Problem description> Exactly reproduce each entry, leaving out nothing.

(Excerpt from a dataset)
---

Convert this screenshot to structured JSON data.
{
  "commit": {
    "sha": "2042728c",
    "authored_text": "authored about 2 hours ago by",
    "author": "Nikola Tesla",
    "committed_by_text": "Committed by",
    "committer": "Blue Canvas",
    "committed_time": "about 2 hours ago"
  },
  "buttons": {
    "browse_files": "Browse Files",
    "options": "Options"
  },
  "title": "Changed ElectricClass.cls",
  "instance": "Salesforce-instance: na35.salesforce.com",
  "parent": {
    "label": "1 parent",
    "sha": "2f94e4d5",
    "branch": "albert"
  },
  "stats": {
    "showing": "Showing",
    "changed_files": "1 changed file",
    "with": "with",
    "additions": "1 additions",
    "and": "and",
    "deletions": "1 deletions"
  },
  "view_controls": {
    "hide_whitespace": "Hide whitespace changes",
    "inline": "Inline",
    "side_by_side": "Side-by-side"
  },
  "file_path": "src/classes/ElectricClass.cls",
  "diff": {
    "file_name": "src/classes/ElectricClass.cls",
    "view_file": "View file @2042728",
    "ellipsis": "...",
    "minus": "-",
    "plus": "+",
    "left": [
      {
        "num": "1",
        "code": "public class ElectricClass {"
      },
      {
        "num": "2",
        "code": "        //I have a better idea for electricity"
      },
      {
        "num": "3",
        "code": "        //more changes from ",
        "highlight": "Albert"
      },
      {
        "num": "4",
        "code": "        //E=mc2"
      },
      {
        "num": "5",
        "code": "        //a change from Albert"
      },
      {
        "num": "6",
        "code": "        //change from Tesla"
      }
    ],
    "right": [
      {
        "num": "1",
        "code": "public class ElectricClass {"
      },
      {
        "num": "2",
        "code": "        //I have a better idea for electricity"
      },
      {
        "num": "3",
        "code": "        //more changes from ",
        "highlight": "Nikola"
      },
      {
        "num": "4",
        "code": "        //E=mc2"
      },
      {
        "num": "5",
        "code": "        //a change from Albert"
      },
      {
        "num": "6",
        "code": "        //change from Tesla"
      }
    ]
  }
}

---

Solution below>
Convert this screenshot to structured JSON data.
{
  "commit": {
    "sha": "2042728c",
    "authored_text": "authored about 2 hours ago by",
    "author": "Nikola Tesla",
    "committed_by_text": "Committed by",
    "committer": "Blue Canvas",
    "committed_time": "about 2 hours ago"
  },
  "buttons": {
    "browse_files": "Browse Files",
    "options": "Options"
  },
  "title": "Changed ElectricClass.cls",
  "instance": "Salesforce-instance: na35.salesforce.com",
  "parent": {
    "label": "1 parent",
    "sha": "2f94e4d5",
    "branch": "albert"
  },
  "stats": {
    "showing": "Showing",
    "changed_files": "1 changed file",
    "with": "with",
    "additions": "1 additions",
    "and": "and",
    "deletions": "1 deletions"
  },
  "view_controls": {
    "hide_whitespace": "Hide whitespace changes",
    "inline": "Inline",
    "side_by_side": "Side-by-side"
  },
  "file_path": "src/classes/ElectricClass.cls",
  "diff": {
    "file_name": "src/classes/ElectricClass.cls",
    "view_file": "View file @2042728",
    "ellipsis": "...",
    "minus": "-",
    "plus": "+",
    "left": [
      {
        "num": "1",
        "code": "public class ElectricClass {"
      },
      {
        "num": "2",
        "code": "        //I have a better idea for electricity"
      },
      {
        "num": "3",
        "code": "        //more changes from ",
        "highlight": "Albert"
      },
      {
        "num": "4",
        "code": "        //E=mc2"
      },
      {
        "num": "5",
        "code": "        //a change from Albert"
      },
      {
        "num": "6",
        "code": "        //change from Tesla"
      }
    ],
    "right": [
      {
        "num": "1",
        "code": "public class ElectricClass {"
      },
      {
        "num": "2",
        "code": "        //I have a better idea for electricity"
      },
      {
        "num": "3",
        "code": "        //more changes from ",
        "highlight": "Nikola"
      },
      {
        "num": "4",
        "code": "        //E=mc2"
      },
      {
        "num": "5",
        "code": "        //a change from Albert"
      },
      {
        "num": "6",
        "code": "        //change from Tesla"
      }
    ]
  }
}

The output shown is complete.